◆ GIVEN REQUEST ◆
Check each line of the listing below for the string "value", and copy the ones that have it.
== INFORMATION PROVIDED
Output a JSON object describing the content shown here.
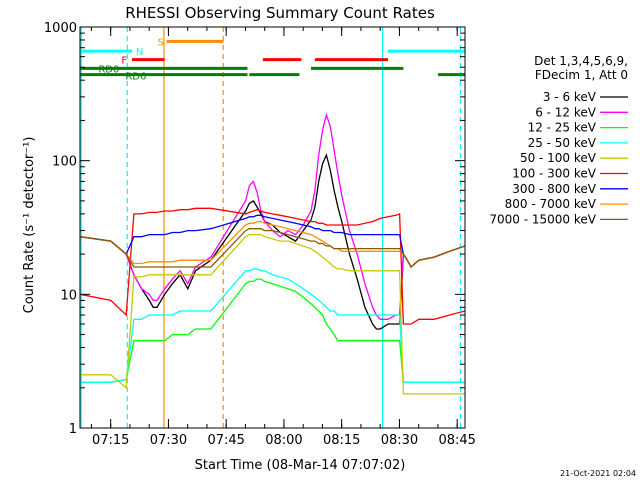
{
  "chart_data": {
    "type": "line",
    "title": "RHESSI Observing Summary Count Rates",
    "xlabel": "Start Time (08-Mar-14 07:07:02)",
    "ylabel": "Count Rate (s⁻¹ detector⁻¹)",
    "y_scale": "log",
    "ylim": [
      1,
      1000
    ],
    "xlim_minutes": [
      0,
      100
    ],
    "x_ticks": [
      {
        "label": "07:15",
        "minute": 7.97
      },
      {
        "label": "07:30",
        "minute": 22.97
      },
      {
        "label": "07:45",
        "minute": 37.97
      },
      {
        "label": "08:00",
        "minute": 52.97
      },
      {
        "label": "08:15",
        "minute": 67.97
      },
      {
        "label": "08:30",
        "minute": 82.97
      },
      {
        "label": "08:45",
        "minute": 97.97
      }
    ],
    "y_ticks": [
      {
        "label": "1",
        "value": 1
      },
      {
        "label": "10",
        "value": 10
      },
      {
        "label": "100",
        "value": 100
      },
      {
        "label": "1000",
        "value": 1000
      }
    ],
    "legend_header": [
      "Det 1,3,4,5,6,9,",
      "FDecim 1, Att 0"
    ],
    "legend_position": "right",
    "series": [
      {
        "name": "3 - 6 keV",
        "color": "#000000",
        "x": [
          0,
          8,
          12,
          14,
          16,
          18,
          19,
          20,
          22,
          24,
          26,
          28,
          30,
          34,
          43,
          44,
          45,
          46,
          47,
          48,
          50,
          52,
          54,
          56,
          58,
          60,
          61,
          62,
          63,
          64,
          65,
          66,
          67,
          68,
          70,
          72,
          74,
          76,
          77,
          78,
          80,
          82,
          83,
          84,
          85,
          86,
          88,
          92,
          96,
          100
        ],
        "y": [
          27,
          25,
          20,
          14,
          11,
          9,
          8,
          8,
          10,
          12,
          14,
          11,
          15,
          18,
          42,
          48,
          50,
          45,
          40,
          35,
          33,
          29,
          27,
          25,
          30,
          36,
          45,
          70,
          95,
          110,
          85,
          60,
          45,
          35,
          20,
          13,
          8,
          6,
          5.5,
          5.5,
          6,
          6,
          6,
          20,
          18,
          16,
          18,
          19,
          21,
          23
        ]
      },
      {
        "name": "6 - 12 keV",
        "color": "#ff00ff",
        "x": [
          0,
          8,
          12,
          14,
          16,
          18,
          19,
          20,
          22,
          24,
          26,
          28,
          30,
          34,
          43,
          44,
          45,
          46,
          47,
          48,
          50,
          52,
          54,
          56,
          58,
          60,
          61,
          62,
          63,
          64,
          65,
          66,
          67,
          68,
          70,
          72,
          74,
          76,
          77,
          78,
          80,
          82,
          83,
          84,
          85,
          86,
          88,
          92,
          96,
          100
        ],
        "y": [
          27,
          25,
          20,
          14,
          11,
          10,
          9,
          9,
          11,
          13,
          15,
          12,
          16,
          19,
          50,
          65,
          70,
          58,
          42,
          35,
          30,
          27,
          30,
          28,
          33,
          42,
          60,
          110,
          170,
          220,
          180,
          120,
          80,
          55,
          30,
          20,
          12,
          8,
          7,
          6.5,
          6.5,
          7,
          7,
          20,
          18,
          16,
          18,
          19,
          21,
          23
        ]
      },
      {
        "name": "12 - 25 keV",
        "color": "#00ff00",
        "x": [
          0,
          8,
          12,
          14,
          16,
          18,
          19,
          20,
          22,
          24,
          26,
          28,
          30,
          34,
          43,
          44,
          45,
          46,
          47,
          48,
          50,
          52,
          54,
          56,
          58,
          60,
          61,
          62,
          63,
          64,
          65,
          66,
          67,
          68,
          70,
          72,
          74,
          76,
          77,
          78,
          80,
          82,
          83,
          84,
          85,
          86,
          88,
          92,
          96,
          100
        ],
        "y": [
          2.2,
          2.2,
          2.3,
          4.5,
          4.5,
          4.5,
          4.5,
          4.5,
          4.5,
          5,
          5,
          5,
          5.5,
          5.5,
          12,
          12.5,
          12.5,
          13,
          13,
          12.5,
          12,
          11.5,
          11,
          10.5,
          9.5,
          8.5,
          8,
          7.5,
          7,
          6,
          5.5,
          5,
          4.5,
          4.5,
          4.5,
          4.5,
          4.5,
          4.5,
          4.5,
          4.5,
          4.5,
          4.5,
          4.5,
          2.2,
          2.2,
          2.2,
          2.2,
          2.2,
          2.2,
          2.2
        ]
      },
      {
        "name": "25 - 50 keV",
        "color": "#00ffff",
        "x": [
          0,
          8,
          12,
          14,
          16,
          18,
          19,
          20,
          22,
          24,
          26,
          28,
          30,
          34,
          43,
          44,
          45,
          46,
          47,
          48,
          50,
          52,
          54,
          56,
          58,
          60,
          61,
          62,
          63,
          64,
          65,
          66,
          67,
          68,
          70,
          72,
          74,
          76,
          77,
          78,
          80,
          82,
          83,
          84,
          85,
          86,
          88,
          92,
          96,
          100
        ],
        "y": [
          2.2,
          2.2,
          2.3,
          6.5,
          6.5,
          7,
          7,
          7,
          7,
          7,
          7.5,
          7.5,
          7.5,
          7.5,
          15,
          15,
          15.5,
          15.5,
          15,
          15,
          14,
          13.5,
          13,
          12,
          11,
          10,
          9.5,
          9,
          8.5,
          8,
          7.5,
          7.5,
          7,
          7,
          7,
          7,
          7,
          7,
          7,
          7,
          7,
          7,
          7,
          2.2,
          2.2,
          2.2,
          2.2,
          2.2,
          2.2,
          2.2
        ]
      },
      {
        "name": "50 - 100 keV",
        "color": "#c8c800",
        "x": [
          0,
          8,
          12,
          14,
          16,
          18,
          19,
          20,
          22,
          24,
          26,
          28,
          30,
          34,
          43,
          44,
          45,
          46,
          47,
          48,
          50,
          52,
          54,
          56,
          58,
          60,
          61,
          62,
          63,
          64,
          65,
          66,
          67,
          68,
          70,
          72,
          74,
          76,
          77,
          78,
          80,
          82,
          83,
          84,
          85,
          86,
          88,
          92,
          96,
          100
        ],
        "y": [
          2.5,
          2.5,
          2,
          13.5,
          13.5,
          14,
          14,
          14,
          14,
          14,
          14,
          14,
          14,
          14,
          27,
          28,
          28,
          28,
          28,
          27,
          26,
          25,
          25,
          24,
          23,
          22,
          21,
          20,
          19,
          18,
          17,
          16,
          15.5,
          15.5,
          15,
          15,
          15,
          15,
          15,
          15,
          15,
          15,
          15,
          1.8,
          1.8,
          1.8,
          1.8,
          1.8,
          1.8,
          1.8
        ]
      },
      {
        "name": "100 - 300 keV",
        "color": "#ff0000",
        "x": [
          0,
          8,
          12,
          14,
          16,
          18,
          19,
          20,
          22,
          24,
          26,
          28,
          30,
          34,
          43,
          44,
          45,
          46,
          47,
          48,
          50,
          52,
          54,
          56,
          58,
          60,
          61,
          62,
          63,
          64,
          65,
          66,
          67,
          68,
          70,
          72,
          74,
          76,
          77,
          78,
          80,
          82,
          83,
          84,
          85,
          86,
          88,
          92,
          96,
          100
        ],
        "y": [
          10,
          9,
          7,
          40,
          40,
          41,
          41,
          41,
          42,
          42,
          43,
          43,
          44,
          44,
          40,
          41,
          42,
          43,
          42,
          41,
          40,
          39,
          38,
          37,
          36,
          35,
          35,
          34,
          34,
          33,
          33,
          33,
          33,
          33,
          33,
          33,
          34,
          35,
          36,
          37,
          38,
          39,
          40,
          6,
          6,
          6,
          6.5,
          6.5,
          7,
          7.5
        ]
      },
      {
        "name": "300 - 800 keV",
        "color": "#0000ff",
        "x": [
          0,
          8,
          12,
          14,
          16,
          18,
          19,
          20,
          22,
          24,
          26,
          28,
          30,
          34,
          43,
          44,
          45,
          46,
          47,
          48,
          50,
          52,
          54,
          56,
          58,
          60,
          61,
          62,
          63,
          64,
          65,
          66,
          67,
          68,
          70,
          72,
          74,
          76,
          77,
          78,
          80,
          82,
          83,
          84,
          85,
          86,
          88,
          92,
          96,
          100
        ],
        "y": [
          27,
          25,
          20,
          27,
          27,
          28,
          28,
          28,
          28,
          29,
          29,
          30,
          30,
          31,
          37,
          38,
          38,
          39,
          39,
          38,
          37,
          36,
          35,
          34,
          33,
          32,
          31,
          31,
          30,
          30,
          30,
          29,
          29,
          29,
          28,
          28,
          28,
          28,
          28,
          28,
          28,
          28,
          28,
          20,
          18,
          16,
          18,
          19,
          21,
          23
        ]
      },
      {
        "name": "800 - 7000 keV",
        "color": "#ff8c00",
        "x": [
          0,
          8,
          12,
          14,
          16,
          18,
          19,
          20,
          22,
          24,
          26,
          28,
          30,
          34,
          43,
          44,
          45,
          46,
          47,
          48,
          50,
          52,
          54,
          56,
          58,
          60,
          61,
          62,
          63,
          64,
          65,
          66,
          67,
          68,
          70,
          72,
          74,
          76,
          77,
          78,
          80,
          82,
          83,
          84,
          85,
          86,
          88,
          92,
          96,
          100
        ],
        "y": [
          27,
          25,
          20,
          17,
          17,
          17.5,
          17.5,
          17.5,
          17.5,
          17.5,
          18,
          18,
          18,
          18,
          33,
          34,
          34,
          35,
          35,
          34,
          33,
          32,
          31,
          30,
          29,
          28,
          27,
          26,
          25,
          24,
          23,
          22,
          22,
          21,
          21,
          21,
          21,
          21,
          21,
          21,
          21,
          21,
          21,
          20,
          18,
          16,
          18,
          19,
          21,
          23
        ]
      },
      {
        "name": "7000 - 15000 keV",
        "color": "#8b5a00",
        "x": [
          0,
          8,
          12,
          14,
          16,
          18,
          19,
          20,
          22,
          24,
          26,
          28,
          30,
          34,
          43,
          44,
          45,
          46,
          47,
          48,
          50,
          52,
          54,
          56,
          58,
          60,
          61,
          62,
          63,
          64,
          65,
          66,
          67,
          68,
          70,
          72,
          74,
          76,
          77,
          78,
          80,
          82,
          83,
          84,
          85,
          86,
          88,
          92,
          96,
          100
        ],
        "y": [
          27,
          25,
          20,
          16,
          16,
          16,
          16,
          16,
          16,
          16,
          16,
          16,
          16,
          16,
          30,
          31,
          31,
          31,
          31,
          30,
          30,
          29,
          28,
          27,
          26,
          25,
          25,
          24,
          24,
          23,
          23,
          22,
          22,
          22,
          22,
          22,
          22,
          22,
          22,
          22,
          22,
          22,
          22,
          20,
          18,
          16,
          18,
          19,
          21,
          23
        ]
      }
    ],
    "vertical_markers": [
      {
        "minute": 0.3,
        "color": "#00ffff",
        "style": "solid"
      },
      {
        "minute": 12.3,
        "color": "#00ffff",
        "style": "dashed"
      },
      {
        "minute": 21.8,
        "color": "#ff8c00",
        "style": "solid"
      },
      {
        "minute": 37.2,
        "color": "#ff8c00",
        "style": "dashed"
      },
      {
        "minute": 78.6,
        "color": "#00ffff",
        "style": "solid"
      },
      {
        "minute": 98.8,
        "color": "#00ffff",
        "style": "dashed"
      }
    ],
    "flag_bars": [
      {
        "label": "N",
        "color": "#00ffff",
        "level": 660,
        "segments": [
          [
            0,
            13.5
          ],
          [
            80,
            100
          ]
        ]
      },
      {
        "label": "S",
        "color": "#ff8c00",
        "level": 780,
        "segments": [
          [
            22.5,
            37.2
          ]
        ]
      },
      {
        "label": "F",
        "color": "#ff0000",
        "level": 570,
        "segments": [
          [
            13.5,
            22
          ],
          [
            47.5,
            57.5
          ],
          [
            61,
            80
          ]
        ]
      },
      {
        "label": "RD0",
        "color": "#008000",
        "level": 490,
        "segments": [
          [
            0,
            43.5
          ],
          [
            60,
            84
          ]
        ]
      },
      {
        "label": "RD6",
        "color": "#008000",
        "level": 440,
        "segments": [
          [
            0,
            43.5
          ],
          [
            44,
            57
          ],
          [
            93,
            100
          ]
        ]
      }
    ]
  },
  "footer_timestamp": "21-Oct-2021 02:04"
}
====
◆ THE SOLUTION ◆
        "value": 1
        "value": 10
        "value": 100
        "value": 1000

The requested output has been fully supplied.